**Exercise inputs**:
════════
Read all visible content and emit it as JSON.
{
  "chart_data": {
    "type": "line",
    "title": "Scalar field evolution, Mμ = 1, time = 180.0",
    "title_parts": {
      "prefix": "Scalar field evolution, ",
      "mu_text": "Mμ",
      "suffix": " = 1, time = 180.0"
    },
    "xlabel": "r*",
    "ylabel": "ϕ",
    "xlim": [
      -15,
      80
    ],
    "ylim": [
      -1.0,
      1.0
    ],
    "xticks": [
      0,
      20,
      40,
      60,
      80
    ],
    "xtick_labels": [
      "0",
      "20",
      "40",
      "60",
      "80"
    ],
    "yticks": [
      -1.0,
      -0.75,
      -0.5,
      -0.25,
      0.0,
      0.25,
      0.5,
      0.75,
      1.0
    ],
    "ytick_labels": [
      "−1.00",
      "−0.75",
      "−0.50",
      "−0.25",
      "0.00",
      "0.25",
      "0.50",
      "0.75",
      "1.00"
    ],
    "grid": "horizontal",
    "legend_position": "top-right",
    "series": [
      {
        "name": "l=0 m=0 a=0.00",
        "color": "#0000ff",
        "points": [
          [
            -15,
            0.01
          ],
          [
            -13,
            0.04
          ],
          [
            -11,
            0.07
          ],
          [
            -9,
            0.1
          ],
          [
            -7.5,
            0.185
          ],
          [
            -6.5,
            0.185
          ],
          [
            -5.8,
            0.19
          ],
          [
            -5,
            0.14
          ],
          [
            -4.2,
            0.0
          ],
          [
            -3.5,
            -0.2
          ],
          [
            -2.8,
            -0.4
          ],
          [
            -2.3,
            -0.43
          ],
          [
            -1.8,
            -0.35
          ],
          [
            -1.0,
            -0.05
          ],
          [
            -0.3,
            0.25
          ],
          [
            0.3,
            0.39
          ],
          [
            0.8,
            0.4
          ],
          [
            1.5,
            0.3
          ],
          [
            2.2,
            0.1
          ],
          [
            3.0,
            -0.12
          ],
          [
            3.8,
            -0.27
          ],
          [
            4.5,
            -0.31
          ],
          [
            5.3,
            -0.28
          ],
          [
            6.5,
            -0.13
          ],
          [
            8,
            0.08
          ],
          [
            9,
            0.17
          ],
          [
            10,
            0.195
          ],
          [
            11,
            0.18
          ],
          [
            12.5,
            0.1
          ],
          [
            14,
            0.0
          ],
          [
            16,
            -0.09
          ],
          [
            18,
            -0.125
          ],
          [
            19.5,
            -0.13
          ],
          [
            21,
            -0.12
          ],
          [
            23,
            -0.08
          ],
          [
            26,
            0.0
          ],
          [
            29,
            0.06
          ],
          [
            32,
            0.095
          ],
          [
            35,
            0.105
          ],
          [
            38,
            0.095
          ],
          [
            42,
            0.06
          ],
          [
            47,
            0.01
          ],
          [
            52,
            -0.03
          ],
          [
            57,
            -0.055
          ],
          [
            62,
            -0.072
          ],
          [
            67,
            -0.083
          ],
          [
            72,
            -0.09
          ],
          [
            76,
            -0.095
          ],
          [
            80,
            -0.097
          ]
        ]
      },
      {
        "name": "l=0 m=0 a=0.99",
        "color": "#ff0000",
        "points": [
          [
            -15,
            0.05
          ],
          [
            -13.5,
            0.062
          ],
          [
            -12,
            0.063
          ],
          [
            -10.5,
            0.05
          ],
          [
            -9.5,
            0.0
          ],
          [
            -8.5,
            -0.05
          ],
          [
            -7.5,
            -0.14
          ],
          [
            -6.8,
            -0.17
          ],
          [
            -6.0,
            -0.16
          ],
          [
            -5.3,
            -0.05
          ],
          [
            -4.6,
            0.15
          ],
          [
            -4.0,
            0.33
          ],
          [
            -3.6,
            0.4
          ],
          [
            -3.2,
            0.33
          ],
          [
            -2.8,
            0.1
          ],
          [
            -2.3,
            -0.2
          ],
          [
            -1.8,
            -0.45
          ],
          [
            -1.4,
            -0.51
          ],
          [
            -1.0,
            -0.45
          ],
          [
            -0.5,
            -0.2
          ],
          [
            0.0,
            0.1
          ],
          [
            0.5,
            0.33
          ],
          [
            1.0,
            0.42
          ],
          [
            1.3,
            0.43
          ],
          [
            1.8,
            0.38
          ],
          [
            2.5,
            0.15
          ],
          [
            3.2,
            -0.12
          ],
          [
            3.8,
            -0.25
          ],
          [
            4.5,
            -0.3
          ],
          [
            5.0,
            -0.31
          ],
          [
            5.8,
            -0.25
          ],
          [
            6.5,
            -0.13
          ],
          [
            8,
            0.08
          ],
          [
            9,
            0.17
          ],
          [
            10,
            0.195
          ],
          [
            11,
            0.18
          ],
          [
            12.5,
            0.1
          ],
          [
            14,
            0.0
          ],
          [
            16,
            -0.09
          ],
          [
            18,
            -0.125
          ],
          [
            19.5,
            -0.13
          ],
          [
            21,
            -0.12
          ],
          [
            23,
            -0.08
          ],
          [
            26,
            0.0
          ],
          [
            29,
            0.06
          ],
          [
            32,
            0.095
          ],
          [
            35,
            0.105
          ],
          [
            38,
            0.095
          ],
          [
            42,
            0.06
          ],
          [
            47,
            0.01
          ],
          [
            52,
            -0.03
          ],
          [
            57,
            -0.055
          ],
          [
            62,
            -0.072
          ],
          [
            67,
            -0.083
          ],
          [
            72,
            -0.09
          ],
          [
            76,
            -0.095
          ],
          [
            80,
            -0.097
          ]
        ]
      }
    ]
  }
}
════════
**Task goal**: Copy out all of the lines above exactly.

**Task output**:
Read all visible content and emit it as JSON.
{
  "chart_data": {
    "type": "line",
    "title": "Scalar field evolution, Mμ = 1, time = 180.0",
    "title_parts": {
      "prefix": "Scalar field evolution, ",
      "mu_text": "Mμ",
      "suffix": " = 1, time = 180.0"
    },
    "xlabel": "r*",
    "ylabel": "ϕ",
    "xlim": [
      -15,
      80
    ],
    "ylim": [
      -1.0,
      1.0
    ],
    "xticks": [
      0,
      20,
      40,
      60,
      80
    ],
    "xtick_labels": [
      "0",
      "20",
      "40",
      "60",
      "80"
    ],
    "yticks": [
      -1.0,
      -0.75,
      -0.5,
      -0.25,
      0.0,
      0.25,
      0.5,
      0.75,
      1.0
    ],
    "ytick_labels": [
      "−1.00",
      "−0.75",
      "−0.50",
      "−0.25",
      "0.00",
      "0.25",
      "0.50",
      "0.75",
      "1.00"
    ],
    "grid": "horizontal",
    "legend_position": "top-right",
    "series": [
      {
        "name": "l=0 m=0 a=0.00",
        "color": "#0000ff",
        "points": [
          [
            -15,
            0.01
          ],
          [
            -13,
            0.04
          ],
          [
            -11,
            0.07
          ],
          [
            -9,
            0.1
          ],
          [
            -7.5,
            0.185
          ],
          [
            -6.5,
            0.185
          ],
          [
            -5.8,
            0.19
          ],
          [
            -5,
            0.14
          ],
          [
            -4.2,
            0.0
          ],
          [
            -3.5,
            -0.2
          ],
          [
            -2.8,
            -0.4
          ],
          [
            -2.3,
            -0.43
          ],
          [
            -1.8,
            -0.35
          ],
          [
            -1.0,
            -0.05
          ],
          [
            -0.3,
            0.25
          ],
          [
            0.3,
            0.39
          ],
          [
            0.8,
            0.4
          ],
          [
            1.5,
            0.3
          ],
          [
            2.2,
            0.1
          ],
          [
            3.0,
            -0.12
          ],
          [
            3.8,
            -0.27
          ],
          [
            4.5,
            -0.31
          ],
          [
            5.3,
            -0.28
          ],
          [
            6.5,
            -0.13
          ],
          [
            8,
            0.08
          ],
          [
            9,
            0.17
          ],
          [
            10,
            0.195
          ],
          [
            11,
            0.18
          ],
          [
            12.5,
            0.1
          ],
          [
            14,
            0.0
          ],
          [
            16,
            -0.09
          ],
          [
            18,
            -0.125
          ],
          [
            19.5,
            -0.13
          ],
          [
            21,
            -0.12
          ],
          [
            23,
            -0.08
          ],
          [
            26,
            0.0
          ],
          [
            29,
            0.06
          ],
          [
            32,
            0.095
          ],
          [
            35,
            0.105
          ],
          [
            38,
            0.095
          ],
          [
            42,
            0.06
          ],
          [
            47,
            0.01
          ],
          [
            52,
            -0.03
          ],
          [
            57,
            -0.055
          ],
          [
            62,
            -0.072
          ],
          [
            67,
            -0.083
          ],
          [
            72,
            -0.09
          ],
          [
            76,
            -0.095
          ],
          [
            80,
            -0.097
          ]
        ]
      },
      {
        "name": "l=0 m=0 a=0.99",
        "color": "#ff0000",
        "points": [
          [
            -15,
            0.05
          ],
          [
            -13.5,
            0.062
          ],
          [
            -12,
            0.063
          ],
          [
            -10.5,
            0.05
          ],
          [
            -9.5,
            0.0
          ],
          [
            -8.5,
            -0.05
          ],
          [
            -7.5,
            -0.14
          ],
          [
            -6.8,
            -0.17
          ],
          [
            -6.0,
            -0.16
          ],
          [
            -5.3,
            -0.05
          ],
          [
            -4.6,
            0.15
          ],
          [
            -4.0,
            0.33
          ],
          [
            -3.6,
            0.4
          ],
          [
            -3.2,
            0.33
          ],
          [
            -2.8,
            0.1
          ],
          [
            -2.3,
            -0.2
          ],
          [
            -1.8,
            -0.45
          ],
          [
            -1.4,
            -0.51
          ],
          [
            -1.0,
            -0.45
          ],
          [
            -0.5,
            -0.2
          ],
          [
            0.0,
            0.1
          ],
          [
            0.5,
            0.33
          ],
          [
            1.0,
            0.42
          ],
          [
            1.3,
            0.43
          ],
          [
            1.8,
            0.38
          ],
          [
            2.5,
            0.15
          ],
          [
            3.2,
            -0.12
          ],
          [
            3.8,
            -0.25
          ],
          [
            4.5,
            -0.3
          ],
          [
            5.0,
            -0.31
          ],
          [
            5.8,
            -0.25
          ],
          [
            6.5,
            -0.13
          ],
          [
            8,
            0.08
          ],
          [
            9,
            0.17
          ],
          [
            10,
            0.195
          ],
          [
            11,
            0.18
          ],
          [
            12.5,
            0.1
          ],
          [
            14,
            0.0
          ],
          [
            16,
            -0.09
          ],
          [
            18,
            -0.125
          ],
          [
            19.5,
            -0.13
          ],
          [
            21,
            -0.12
          ],
          [
            23,
            -0.08
          ],
          [
            26,
            0.0
          ],
          [
            29,
            0.06
          ],
          [
            32,
            0.095
          ],
          [
            35,
            0.105
          ],
          [
            38,
            0.095
          ],
          [
            42,
            0.06
          ],
          [
            47,
            0.01
          ],
          [
            52,
            -0.03
          ],
          [
            57,
            -0.055
          ],
          [
            62,
            -0.072
          ],
          [
            67,
            -0.083
          ],
          [
            72,
            -0.09
          ],
          [
            76,
            -0.095
          ],
          [
            80,
            -0.097
          ]
        ]
      }
    ]
  }
}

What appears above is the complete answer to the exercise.